* BEGIN *

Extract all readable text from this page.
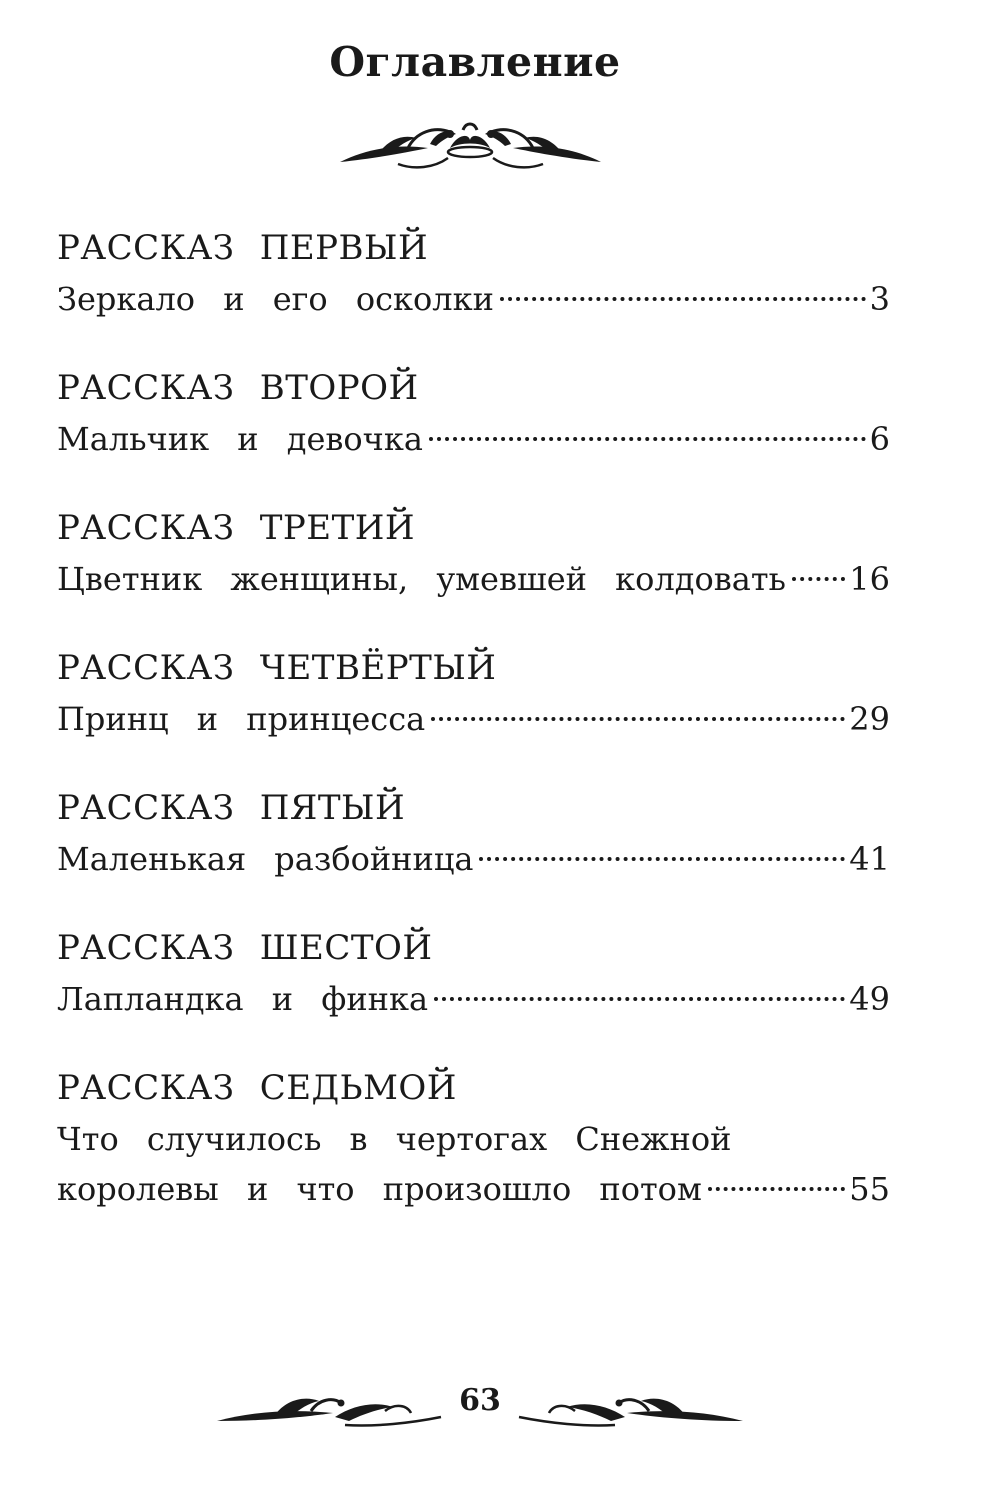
Оглавление
РАССКАЗ ПЕРВЫЙ
Зеркало и его осколки	3
РАССКАЗ ВТОРОЙ
Мальчик и девочка	6
РАССКАЗ ТРЕТИЙ
Цветник женщины, умевшей колдовать 16
РАССКАЗ ЧЕТВЁРТЫЙ
Принц и принцесса	29
РАССКАЗ ПЯТЫЙ
Маленькая разбойница	41
РАССКАЗ ШЕСТОЙ
Лапландка и финка	49
РАССКАЗ СЕДЬМОЙ
Что случилось в чертогах Снежной
королевы и что произошло потом	55
63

* END *

EXERCISE OBJECTIVE: Gather all the lines that include the word "РАССКАЗ" and copy them out.

FULL OUTPUT:
РАССКАЗ ПЕРВЫЙ
РАССКАЗ ВТОРОЙ
РАССКАЗ ТРЕТИЙ
РАССКАЗ ЧЕТВЁРТЫЙ
РАССКАЗ ПЯТЫЙ
РАССКАЗ ШЕСТОЙ
РАССКАЗ СЕДЬМОЙ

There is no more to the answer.